Exercise prompt => Copy the records from the first line through the line with "legend-marker bbox=[238, 1334, 264, 1359]", swapping "data-point" for "dot" and keeping everything else the same.

(Dataset items)
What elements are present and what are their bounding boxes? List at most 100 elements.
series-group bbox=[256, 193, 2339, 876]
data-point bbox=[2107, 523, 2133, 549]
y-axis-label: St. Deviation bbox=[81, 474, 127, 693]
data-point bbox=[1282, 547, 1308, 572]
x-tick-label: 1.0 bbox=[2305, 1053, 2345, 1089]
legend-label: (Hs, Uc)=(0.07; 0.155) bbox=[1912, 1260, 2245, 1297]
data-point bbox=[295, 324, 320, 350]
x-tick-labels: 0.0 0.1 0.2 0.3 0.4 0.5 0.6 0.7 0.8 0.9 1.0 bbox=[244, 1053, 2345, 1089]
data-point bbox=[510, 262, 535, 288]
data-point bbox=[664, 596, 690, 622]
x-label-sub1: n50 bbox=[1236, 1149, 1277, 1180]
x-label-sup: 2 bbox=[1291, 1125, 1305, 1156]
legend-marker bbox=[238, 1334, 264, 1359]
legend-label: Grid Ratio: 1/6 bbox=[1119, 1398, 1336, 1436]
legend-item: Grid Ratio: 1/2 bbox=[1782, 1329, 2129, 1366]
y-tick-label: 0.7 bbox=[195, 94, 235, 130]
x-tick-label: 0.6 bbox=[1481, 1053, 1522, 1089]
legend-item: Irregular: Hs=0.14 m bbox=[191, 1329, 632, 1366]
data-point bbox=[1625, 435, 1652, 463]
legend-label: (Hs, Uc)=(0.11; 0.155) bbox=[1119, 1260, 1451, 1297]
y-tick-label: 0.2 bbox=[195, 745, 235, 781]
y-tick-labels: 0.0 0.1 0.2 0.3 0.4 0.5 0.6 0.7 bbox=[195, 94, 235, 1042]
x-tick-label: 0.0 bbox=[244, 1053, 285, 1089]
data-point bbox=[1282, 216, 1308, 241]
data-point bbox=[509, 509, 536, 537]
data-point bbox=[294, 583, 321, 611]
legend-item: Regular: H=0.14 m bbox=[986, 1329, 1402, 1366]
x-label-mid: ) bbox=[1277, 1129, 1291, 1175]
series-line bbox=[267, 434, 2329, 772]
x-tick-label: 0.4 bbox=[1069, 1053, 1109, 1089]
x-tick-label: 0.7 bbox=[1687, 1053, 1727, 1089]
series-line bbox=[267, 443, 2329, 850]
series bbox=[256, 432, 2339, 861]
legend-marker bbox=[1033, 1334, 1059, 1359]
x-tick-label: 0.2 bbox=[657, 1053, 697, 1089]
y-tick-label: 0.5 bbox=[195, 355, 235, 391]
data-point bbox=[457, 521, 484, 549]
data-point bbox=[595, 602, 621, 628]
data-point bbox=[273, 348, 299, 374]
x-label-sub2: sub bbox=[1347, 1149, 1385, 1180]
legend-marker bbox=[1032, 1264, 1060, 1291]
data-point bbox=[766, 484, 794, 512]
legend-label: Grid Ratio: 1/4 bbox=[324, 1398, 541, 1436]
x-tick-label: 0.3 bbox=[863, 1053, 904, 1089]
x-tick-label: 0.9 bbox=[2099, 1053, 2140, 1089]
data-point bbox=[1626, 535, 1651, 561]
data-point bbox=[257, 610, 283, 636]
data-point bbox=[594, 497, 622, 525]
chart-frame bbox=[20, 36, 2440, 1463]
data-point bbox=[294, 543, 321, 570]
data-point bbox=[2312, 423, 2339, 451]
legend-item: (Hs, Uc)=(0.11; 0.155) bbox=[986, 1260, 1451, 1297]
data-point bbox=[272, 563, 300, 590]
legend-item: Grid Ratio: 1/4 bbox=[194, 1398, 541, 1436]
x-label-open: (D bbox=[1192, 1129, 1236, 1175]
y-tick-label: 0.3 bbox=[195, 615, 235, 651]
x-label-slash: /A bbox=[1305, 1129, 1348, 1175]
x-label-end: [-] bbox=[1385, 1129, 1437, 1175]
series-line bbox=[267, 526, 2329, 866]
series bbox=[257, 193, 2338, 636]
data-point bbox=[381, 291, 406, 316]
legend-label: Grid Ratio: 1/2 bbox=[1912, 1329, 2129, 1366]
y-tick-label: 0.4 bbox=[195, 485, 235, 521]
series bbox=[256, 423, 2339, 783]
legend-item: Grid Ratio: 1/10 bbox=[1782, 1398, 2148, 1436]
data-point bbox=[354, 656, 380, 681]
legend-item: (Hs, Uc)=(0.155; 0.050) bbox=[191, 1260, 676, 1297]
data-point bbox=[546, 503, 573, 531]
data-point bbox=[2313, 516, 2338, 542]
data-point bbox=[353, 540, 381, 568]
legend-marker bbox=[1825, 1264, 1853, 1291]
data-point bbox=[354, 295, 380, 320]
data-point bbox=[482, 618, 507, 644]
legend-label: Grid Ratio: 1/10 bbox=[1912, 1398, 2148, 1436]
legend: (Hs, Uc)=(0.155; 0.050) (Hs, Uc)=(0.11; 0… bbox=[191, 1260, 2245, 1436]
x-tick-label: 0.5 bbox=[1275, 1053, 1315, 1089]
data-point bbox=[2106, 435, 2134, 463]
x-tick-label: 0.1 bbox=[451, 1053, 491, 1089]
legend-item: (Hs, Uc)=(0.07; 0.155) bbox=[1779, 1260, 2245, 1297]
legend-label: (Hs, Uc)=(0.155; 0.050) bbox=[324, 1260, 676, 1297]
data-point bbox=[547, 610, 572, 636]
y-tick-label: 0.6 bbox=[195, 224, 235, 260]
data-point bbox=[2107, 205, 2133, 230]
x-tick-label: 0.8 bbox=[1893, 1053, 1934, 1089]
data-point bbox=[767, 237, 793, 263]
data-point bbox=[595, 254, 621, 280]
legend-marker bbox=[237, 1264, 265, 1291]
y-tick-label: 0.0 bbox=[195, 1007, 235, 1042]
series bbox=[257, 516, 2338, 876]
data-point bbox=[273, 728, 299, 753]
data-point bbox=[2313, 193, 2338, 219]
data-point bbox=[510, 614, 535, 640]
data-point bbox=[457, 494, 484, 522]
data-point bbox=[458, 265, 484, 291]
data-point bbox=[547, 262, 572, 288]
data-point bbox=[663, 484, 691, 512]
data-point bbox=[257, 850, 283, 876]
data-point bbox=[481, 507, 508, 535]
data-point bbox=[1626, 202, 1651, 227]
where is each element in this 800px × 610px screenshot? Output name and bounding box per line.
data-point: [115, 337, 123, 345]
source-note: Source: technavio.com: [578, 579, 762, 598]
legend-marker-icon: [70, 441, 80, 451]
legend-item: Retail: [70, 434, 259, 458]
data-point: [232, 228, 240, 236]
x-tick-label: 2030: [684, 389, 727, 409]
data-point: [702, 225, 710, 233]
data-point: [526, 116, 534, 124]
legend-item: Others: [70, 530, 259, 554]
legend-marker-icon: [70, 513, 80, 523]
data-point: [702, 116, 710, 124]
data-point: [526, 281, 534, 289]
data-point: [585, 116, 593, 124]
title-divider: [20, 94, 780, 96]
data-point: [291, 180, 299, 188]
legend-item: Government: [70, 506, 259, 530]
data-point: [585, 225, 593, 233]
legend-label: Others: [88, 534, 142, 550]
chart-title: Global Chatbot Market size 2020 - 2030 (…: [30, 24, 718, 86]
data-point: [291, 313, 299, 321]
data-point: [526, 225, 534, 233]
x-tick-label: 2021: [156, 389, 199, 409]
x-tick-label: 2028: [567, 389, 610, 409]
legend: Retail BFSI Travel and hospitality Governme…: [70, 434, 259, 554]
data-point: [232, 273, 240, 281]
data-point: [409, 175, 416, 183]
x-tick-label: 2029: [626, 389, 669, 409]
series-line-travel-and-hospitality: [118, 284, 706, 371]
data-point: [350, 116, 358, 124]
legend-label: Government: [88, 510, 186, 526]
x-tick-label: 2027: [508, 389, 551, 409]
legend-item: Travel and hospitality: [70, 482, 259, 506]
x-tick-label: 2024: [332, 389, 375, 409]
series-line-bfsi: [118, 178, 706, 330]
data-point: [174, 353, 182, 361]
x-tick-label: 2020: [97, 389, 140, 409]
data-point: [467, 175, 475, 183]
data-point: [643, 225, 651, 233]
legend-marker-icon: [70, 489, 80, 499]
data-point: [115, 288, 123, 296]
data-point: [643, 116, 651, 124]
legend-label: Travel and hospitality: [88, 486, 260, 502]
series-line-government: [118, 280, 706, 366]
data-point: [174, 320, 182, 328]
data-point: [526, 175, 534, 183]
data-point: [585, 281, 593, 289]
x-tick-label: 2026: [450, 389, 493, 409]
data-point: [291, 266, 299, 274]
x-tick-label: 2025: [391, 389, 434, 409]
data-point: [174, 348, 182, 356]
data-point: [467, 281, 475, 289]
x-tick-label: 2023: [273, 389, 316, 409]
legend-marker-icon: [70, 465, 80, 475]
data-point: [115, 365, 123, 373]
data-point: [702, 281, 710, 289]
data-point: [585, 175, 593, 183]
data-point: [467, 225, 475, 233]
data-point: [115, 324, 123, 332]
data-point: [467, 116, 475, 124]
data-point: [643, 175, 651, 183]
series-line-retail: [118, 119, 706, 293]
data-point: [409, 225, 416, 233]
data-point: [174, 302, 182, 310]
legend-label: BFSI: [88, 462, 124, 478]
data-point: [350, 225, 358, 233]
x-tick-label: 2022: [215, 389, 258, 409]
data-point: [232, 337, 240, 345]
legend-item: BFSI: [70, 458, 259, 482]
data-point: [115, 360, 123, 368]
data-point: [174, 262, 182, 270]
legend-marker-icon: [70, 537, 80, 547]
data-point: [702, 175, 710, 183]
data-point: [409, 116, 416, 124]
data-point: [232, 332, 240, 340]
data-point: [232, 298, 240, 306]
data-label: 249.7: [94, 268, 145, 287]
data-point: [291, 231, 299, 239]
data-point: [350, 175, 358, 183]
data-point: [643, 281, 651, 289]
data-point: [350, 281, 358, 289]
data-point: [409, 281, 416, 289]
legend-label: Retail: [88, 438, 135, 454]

Task solution =>
What elements are present and what are their bounding boxes? List at most 100 elements.
series-group bbox=[256, 193, 2339, 876]
dot bbox=[2107, 523, 2133, 549]
y-axis-label: St. Deviation bbox=[81, 474, 127, 693]
dot bbox=[1282, 547, 1308, 572]
x-tick-label: 1.0 bbox=[2305, 1053, 2345, 1089]
legend-label: (Hs, Uc)=(0.07; 0.155) bbox=[1912, 1260, 2245, 1297]
dot bbox=[295, 324, 320, 350]
x-tick-labels: 0.0 0.1 0.2 0.3 0.4 0.5 0.6 0.7 0.8 0.9 1.0 bbox=[244, 1053, 2345, 1089]
dot bbox=[510, 262, 535, 288]
dot bbox=[664, 596, 690, 622]
x-label-sub1: n50 bbox=[1236, 1149, 1277, 1180]
x-label-sup: 2 bbox=[1291, 1125, 1305, 1156]
legend-marker bbox=[238, 1334, 264, 1359]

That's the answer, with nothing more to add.